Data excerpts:
>> Start

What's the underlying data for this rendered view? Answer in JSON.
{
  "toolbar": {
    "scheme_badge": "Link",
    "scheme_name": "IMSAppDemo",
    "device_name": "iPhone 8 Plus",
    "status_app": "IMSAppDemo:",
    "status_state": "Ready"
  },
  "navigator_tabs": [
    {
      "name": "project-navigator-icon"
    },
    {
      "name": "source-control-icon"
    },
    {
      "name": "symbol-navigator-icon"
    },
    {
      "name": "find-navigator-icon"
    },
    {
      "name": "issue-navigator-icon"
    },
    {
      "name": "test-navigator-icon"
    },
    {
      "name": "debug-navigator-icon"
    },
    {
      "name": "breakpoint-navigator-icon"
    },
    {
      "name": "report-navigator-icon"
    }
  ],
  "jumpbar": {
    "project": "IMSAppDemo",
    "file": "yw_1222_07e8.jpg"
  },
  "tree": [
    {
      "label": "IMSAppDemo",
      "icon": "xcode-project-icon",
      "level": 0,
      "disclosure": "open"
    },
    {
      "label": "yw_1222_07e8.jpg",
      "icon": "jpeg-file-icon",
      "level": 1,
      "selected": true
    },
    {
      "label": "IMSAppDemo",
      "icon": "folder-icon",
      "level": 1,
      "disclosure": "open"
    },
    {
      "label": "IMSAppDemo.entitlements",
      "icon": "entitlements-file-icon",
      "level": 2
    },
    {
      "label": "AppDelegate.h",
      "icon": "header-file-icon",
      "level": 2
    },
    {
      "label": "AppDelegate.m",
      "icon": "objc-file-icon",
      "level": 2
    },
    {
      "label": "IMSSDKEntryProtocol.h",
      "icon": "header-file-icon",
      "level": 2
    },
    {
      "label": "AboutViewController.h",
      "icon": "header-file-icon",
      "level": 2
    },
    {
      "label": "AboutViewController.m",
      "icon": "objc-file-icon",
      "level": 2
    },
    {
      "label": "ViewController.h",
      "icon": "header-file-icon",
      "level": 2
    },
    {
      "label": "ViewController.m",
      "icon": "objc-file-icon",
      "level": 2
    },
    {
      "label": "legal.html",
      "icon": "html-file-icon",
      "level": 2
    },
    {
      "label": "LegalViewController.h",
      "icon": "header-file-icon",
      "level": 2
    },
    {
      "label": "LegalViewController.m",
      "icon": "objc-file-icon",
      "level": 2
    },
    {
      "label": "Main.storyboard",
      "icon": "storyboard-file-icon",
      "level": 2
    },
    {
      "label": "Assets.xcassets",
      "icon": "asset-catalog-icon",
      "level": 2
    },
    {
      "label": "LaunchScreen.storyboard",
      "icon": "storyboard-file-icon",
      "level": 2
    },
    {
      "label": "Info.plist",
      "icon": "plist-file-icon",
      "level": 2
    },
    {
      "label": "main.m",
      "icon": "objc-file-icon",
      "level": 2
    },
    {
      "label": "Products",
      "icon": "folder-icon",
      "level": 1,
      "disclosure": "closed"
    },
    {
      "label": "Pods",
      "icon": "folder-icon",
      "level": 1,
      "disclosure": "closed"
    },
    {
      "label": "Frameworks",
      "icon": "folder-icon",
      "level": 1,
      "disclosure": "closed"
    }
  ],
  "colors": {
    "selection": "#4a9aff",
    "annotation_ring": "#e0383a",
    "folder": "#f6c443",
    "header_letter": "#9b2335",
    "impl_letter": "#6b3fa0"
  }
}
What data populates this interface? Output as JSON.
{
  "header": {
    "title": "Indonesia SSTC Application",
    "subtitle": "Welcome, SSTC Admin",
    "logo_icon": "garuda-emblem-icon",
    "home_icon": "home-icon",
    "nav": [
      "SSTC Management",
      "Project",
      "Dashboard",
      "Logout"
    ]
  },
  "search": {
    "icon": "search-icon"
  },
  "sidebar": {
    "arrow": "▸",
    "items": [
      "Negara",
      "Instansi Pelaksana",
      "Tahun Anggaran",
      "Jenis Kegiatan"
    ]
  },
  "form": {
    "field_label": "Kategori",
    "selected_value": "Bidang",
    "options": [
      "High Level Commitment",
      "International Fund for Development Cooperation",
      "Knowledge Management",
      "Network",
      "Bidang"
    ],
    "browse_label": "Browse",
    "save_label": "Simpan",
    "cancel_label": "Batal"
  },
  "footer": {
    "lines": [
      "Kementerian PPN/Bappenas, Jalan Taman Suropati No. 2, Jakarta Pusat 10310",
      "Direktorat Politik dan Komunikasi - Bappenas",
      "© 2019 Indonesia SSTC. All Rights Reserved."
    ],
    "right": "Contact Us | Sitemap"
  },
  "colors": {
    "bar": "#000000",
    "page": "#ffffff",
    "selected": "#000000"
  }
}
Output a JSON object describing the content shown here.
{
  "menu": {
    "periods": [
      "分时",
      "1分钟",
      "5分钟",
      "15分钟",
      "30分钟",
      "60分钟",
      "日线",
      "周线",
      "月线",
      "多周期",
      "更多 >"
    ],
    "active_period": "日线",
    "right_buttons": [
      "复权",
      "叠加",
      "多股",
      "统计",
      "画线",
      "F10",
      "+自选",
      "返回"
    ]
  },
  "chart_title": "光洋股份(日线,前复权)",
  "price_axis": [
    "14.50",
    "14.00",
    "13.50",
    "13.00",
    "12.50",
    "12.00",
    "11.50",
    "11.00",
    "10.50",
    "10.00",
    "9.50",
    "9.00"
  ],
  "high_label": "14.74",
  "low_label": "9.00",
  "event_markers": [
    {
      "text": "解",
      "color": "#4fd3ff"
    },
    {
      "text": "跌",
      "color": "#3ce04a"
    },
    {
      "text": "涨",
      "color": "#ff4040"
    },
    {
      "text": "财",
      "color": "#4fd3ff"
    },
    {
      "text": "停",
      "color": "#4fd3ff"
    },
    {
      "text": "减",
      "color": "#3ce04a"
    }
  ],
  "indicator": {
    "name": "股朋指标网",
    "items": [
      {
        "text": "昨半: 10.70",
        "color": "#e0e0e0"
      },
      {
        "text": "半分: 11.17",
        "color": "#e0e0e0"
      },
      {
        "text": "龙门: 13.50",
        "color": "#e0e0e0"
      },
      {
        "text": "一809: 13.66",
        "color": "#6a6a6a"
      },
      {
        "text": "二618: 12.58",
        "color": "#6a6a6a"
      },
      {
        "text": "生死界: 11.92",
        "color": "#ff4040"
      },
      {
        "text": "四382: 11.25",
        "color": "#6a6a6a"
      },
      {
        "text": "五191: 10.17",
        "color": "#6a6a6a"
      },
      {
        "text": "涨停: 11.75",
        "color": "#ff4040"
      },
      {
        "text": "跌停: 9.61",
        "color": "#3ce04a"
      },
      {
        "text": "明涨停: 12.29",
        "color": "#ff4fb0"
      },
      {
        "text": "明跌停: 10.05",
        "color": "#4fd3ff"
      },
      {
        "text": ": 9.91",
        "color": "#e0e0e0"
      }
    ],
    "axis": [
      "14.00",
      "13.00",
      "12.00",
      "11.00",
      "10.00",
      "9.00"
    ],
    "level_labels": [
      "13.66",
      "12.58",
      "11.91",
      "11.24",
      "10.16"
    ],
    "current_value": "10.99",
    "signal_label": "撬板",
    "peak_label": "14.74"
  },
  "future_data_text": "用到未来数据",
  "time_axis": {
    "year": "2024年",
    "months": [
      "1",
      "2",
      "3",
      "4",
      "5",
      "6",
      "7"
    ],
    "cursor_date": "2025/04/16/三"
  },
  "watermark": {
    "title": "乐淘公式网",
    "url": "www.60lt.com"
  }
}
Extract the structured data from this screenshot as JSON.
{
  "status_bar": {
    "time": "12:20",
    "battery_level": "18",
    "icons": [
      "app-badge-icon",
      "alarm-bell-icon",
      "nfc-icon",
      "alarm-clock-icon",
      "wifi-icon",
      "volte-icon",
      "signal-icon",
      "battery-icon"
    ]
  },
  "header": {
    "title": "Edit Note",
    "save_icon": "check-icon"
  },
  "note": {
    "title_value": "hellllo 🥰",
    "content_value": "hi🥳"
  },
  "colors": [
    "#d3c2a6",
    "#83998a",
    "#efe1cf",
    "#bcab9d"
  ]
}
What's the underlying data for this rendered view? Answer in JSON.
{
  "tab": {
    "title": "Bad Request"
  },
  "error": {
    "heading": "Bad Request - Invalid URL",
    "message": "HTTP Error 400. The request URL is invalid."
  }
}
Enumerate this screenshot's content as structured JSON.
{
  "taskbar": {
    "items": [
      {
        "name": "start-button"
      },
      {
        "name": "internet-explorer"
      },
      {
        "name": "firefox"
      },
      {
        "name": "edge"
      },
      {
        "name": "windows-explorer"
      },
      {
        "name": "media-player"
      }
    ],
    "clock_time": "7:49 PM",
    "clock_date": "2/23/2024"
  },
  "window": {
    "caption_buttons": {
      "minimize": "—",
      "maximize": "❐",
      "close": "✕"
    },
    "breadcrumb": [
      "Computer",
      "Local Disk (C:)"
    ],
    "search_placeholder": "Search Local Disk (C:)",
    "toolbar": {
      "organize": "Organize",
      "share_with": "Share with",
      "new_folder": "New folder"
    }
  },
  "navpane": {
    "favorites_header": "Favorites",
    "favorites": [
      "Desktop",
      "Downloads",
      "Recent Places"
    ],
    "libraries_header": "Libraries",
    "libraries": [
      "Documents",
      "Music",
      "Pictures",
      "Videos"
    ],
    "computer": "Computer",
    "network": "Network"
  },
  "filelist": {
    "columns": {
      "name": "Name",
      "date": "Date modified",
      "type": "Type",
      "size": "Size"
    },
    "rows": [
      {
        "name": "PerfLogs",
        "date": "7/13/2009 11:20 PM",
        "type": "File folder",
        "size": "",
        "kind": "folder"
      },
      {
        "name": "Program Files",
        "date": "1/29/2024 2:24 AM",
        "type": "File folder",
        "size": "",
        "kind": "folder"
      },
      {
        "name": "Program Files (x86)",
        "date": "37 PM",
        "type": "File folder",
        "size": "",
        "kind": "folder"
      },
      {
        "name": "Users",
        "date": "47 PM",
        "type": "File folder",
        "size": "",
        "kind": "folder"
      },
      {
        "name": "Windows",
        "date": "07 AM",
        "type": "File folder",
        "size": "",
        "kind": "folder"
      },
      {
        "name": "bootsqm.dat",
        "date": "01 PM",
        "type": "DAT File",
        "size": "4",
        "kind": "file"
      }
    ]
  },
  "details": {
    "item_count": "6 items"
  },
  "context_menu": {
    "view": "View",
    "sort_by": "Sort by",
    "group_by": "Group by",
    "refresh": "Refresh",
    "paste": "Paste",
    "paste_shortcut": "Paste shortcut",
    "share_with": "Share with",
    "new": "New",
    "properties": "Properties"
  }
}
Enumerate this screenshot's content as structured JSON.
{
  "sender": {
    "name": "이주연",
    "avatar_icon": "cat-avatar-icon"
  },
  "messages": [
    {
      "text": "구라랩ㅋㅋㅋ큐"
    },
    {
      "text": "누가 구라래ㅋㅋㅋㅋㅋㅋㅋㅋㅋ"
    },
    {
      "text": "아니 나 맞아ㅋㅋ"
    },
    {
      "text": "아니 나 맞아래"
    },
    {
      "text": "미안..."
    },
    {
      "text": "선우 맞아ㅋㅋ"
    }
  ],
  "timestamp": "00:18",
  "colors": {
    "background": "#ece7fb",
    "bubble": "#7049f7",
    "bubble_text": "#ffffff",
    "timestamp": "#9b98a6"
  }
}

>> End

Short task: Search the records above for "plist". Copy each line where it is found.

Solved exercise:
      "label": "Info.plist",
      "icon": "plist-file-icon",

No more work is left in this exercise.